BEGIN Entries

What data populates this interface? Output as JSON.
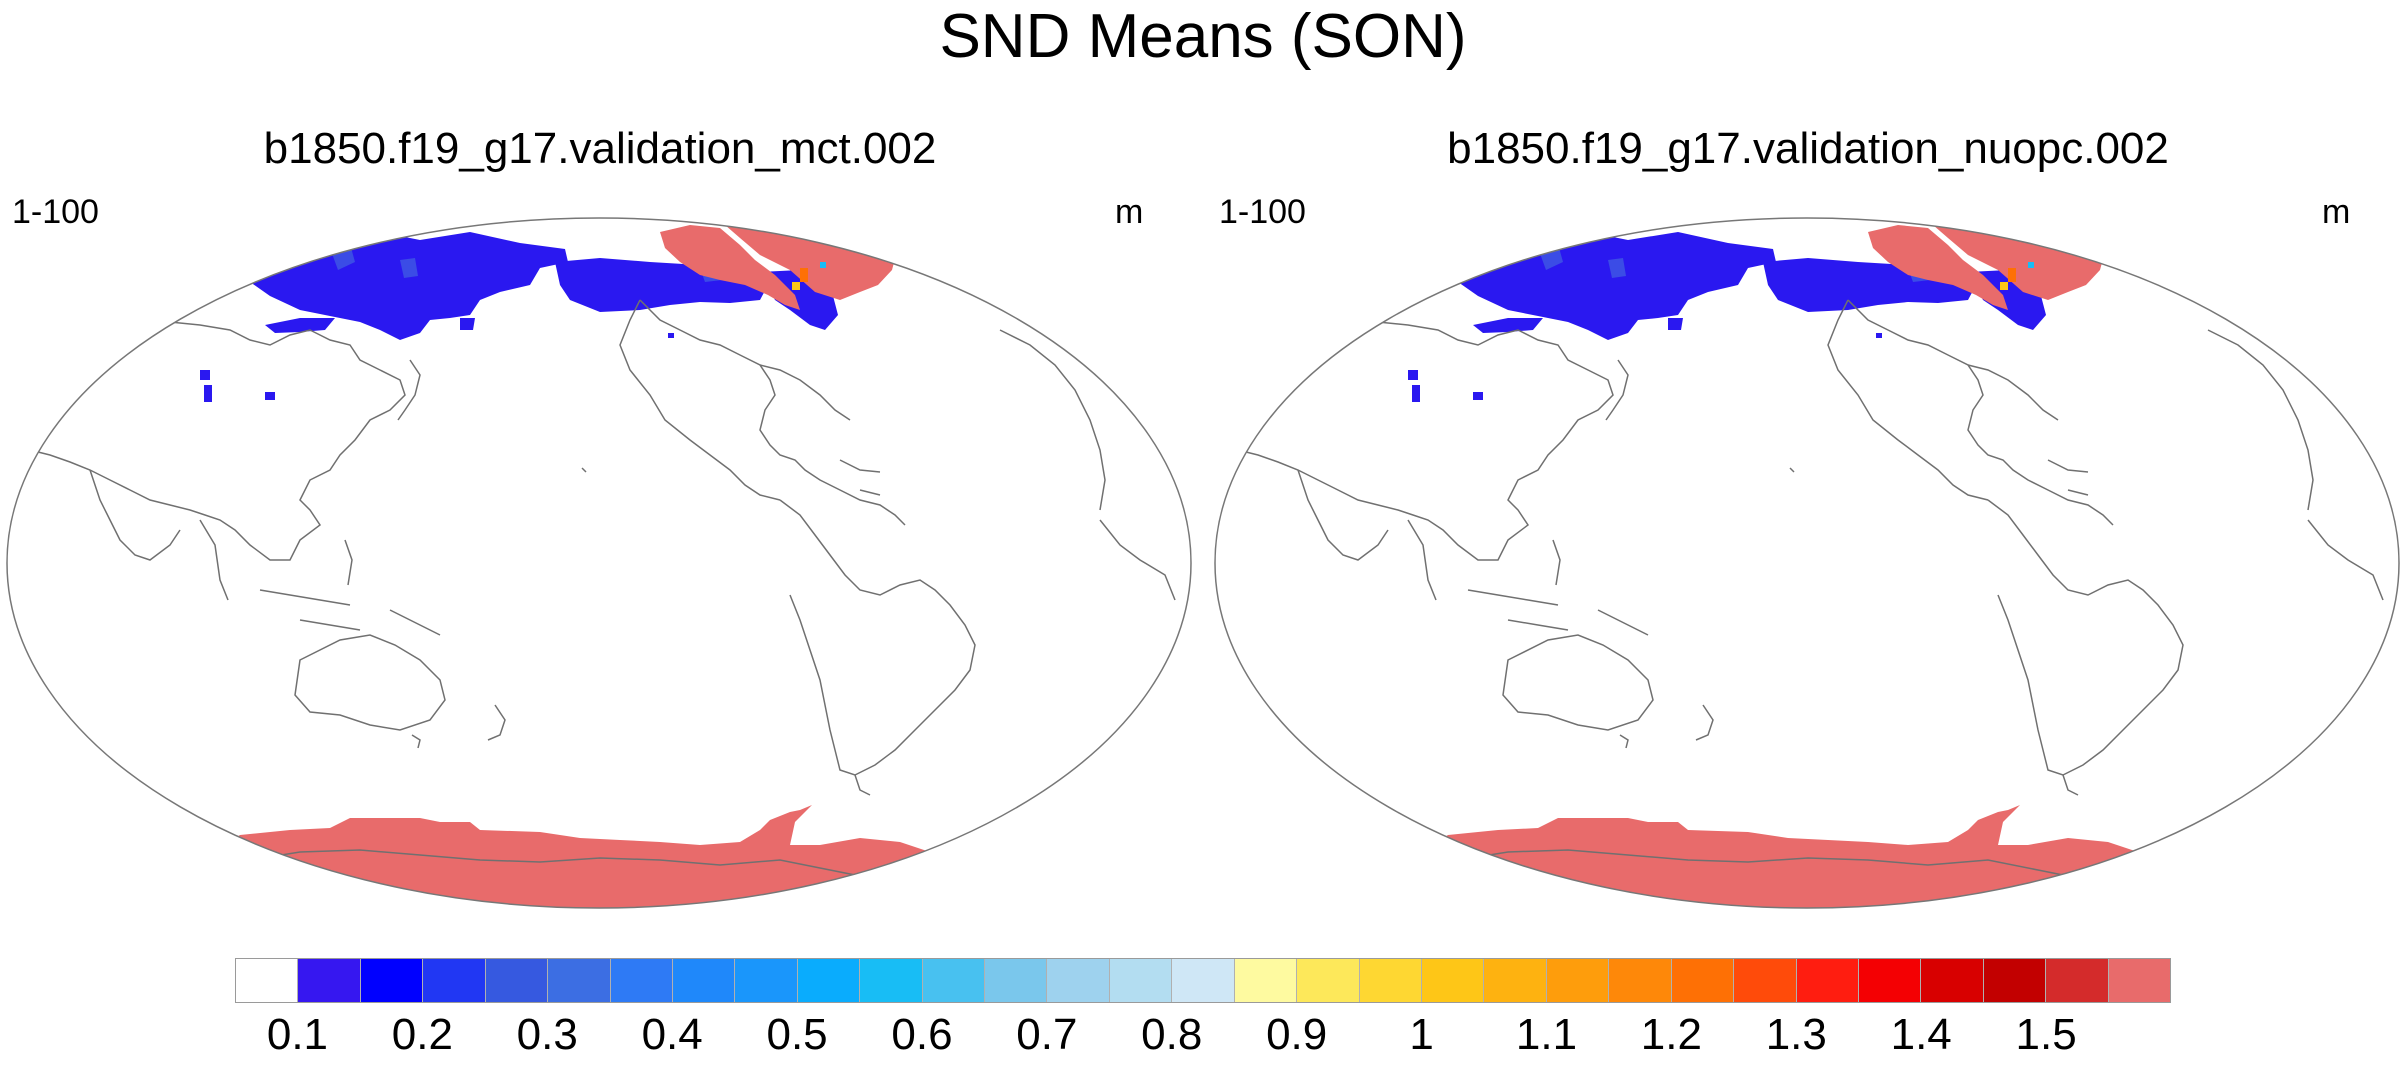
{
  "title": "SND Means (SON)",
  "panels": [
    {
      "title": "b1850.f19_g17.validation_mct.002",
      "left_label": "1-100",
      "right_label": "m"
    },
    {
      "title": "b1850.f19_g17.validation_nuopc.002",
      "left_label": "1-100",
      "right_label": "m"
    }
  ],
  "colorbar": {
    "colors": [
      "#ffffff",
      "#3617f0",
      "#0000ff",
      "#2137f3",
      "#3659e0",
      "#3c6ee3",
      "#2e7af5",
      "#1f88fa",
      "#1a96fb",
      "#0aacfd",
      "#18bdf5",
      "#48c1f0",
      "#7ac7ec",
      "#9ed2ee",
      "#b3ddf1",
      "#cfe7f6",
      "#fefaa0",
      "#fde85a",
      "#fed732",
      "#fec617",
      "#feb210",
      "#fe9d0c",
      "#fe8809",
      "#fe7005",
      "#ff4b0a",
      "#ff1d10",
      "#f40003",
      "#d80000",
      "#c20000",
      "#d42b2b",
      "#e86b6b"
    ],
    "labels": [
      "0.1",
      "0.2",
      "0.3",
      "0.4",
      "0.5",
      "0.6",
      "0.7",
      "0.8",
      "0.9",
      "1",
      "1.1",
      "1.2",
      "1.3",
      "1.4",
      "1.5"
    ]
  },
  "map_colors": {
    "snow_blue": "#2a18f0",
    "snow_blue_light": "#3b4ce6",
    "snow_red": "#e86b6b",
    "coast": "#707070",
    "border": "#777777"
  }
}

END Entries

## To be done
Write out the full set of lines verbatim, without the pictures.

## Result for this exercise
What data populates this interface? Output as JSON.
{
  "title": "SND Means (SON)",
  "panels": [
    {
      "title": "b1850.f19_g17.validation_mct.002",
      "left_label": "1-100",
      "right_label": "m"
    },
    {
      "title": "b1850.f19_g17.validation_nuopc.002",
      "left_label": "1-100",
      "right_label": "m"
    }
  ],
  "colorbar": {
    "colors": [
      "#ffffff",
      "#3617f0",
      "#0000ff",
      "#2137f3",
      "#3659e0",
      "#3c6ee3",
      "#2e7af5",
      "#1f88fa",
      "#1a96fb",
      "#0aacfd",
      "#18bdf5",
      "#48c1f0",
      "#7ac7ec",
      "#9ed2ee",
      "#b3ddf1",
      "#cfe7f6",
      "#fefaa0",
      "#fde85a",
      "#fed732",
      "#fec617",
      "#feb210",
      "#fe9d0c",
      "#fe8809",
      "#fe7005",
      "#ff4b0a",
      "#ff1d10",
      "#f40003",
      "#d80000",
      "#c20000",
      "#d42b2b",
      "#e86b6b"
    ],
    "labels": [
      "0.1",
      "0.2",
      "0.3",
      "0.4",
      "0.5",
      "0.6",
      "0.7",
      "0.8",
      "0.9",
      "1",
      "1.1",
      "1.2",
      "1.3",
      "1.4",
      "1.5"
    ]
  },
  "map_colors": {
    "snow_blue": "#2a18f0",
    "snow_blue_light": "#3b4ce6",
    "snow_red": "#e86b6b",
    "coast": "#707070",
    "border": "#777777"
  }
}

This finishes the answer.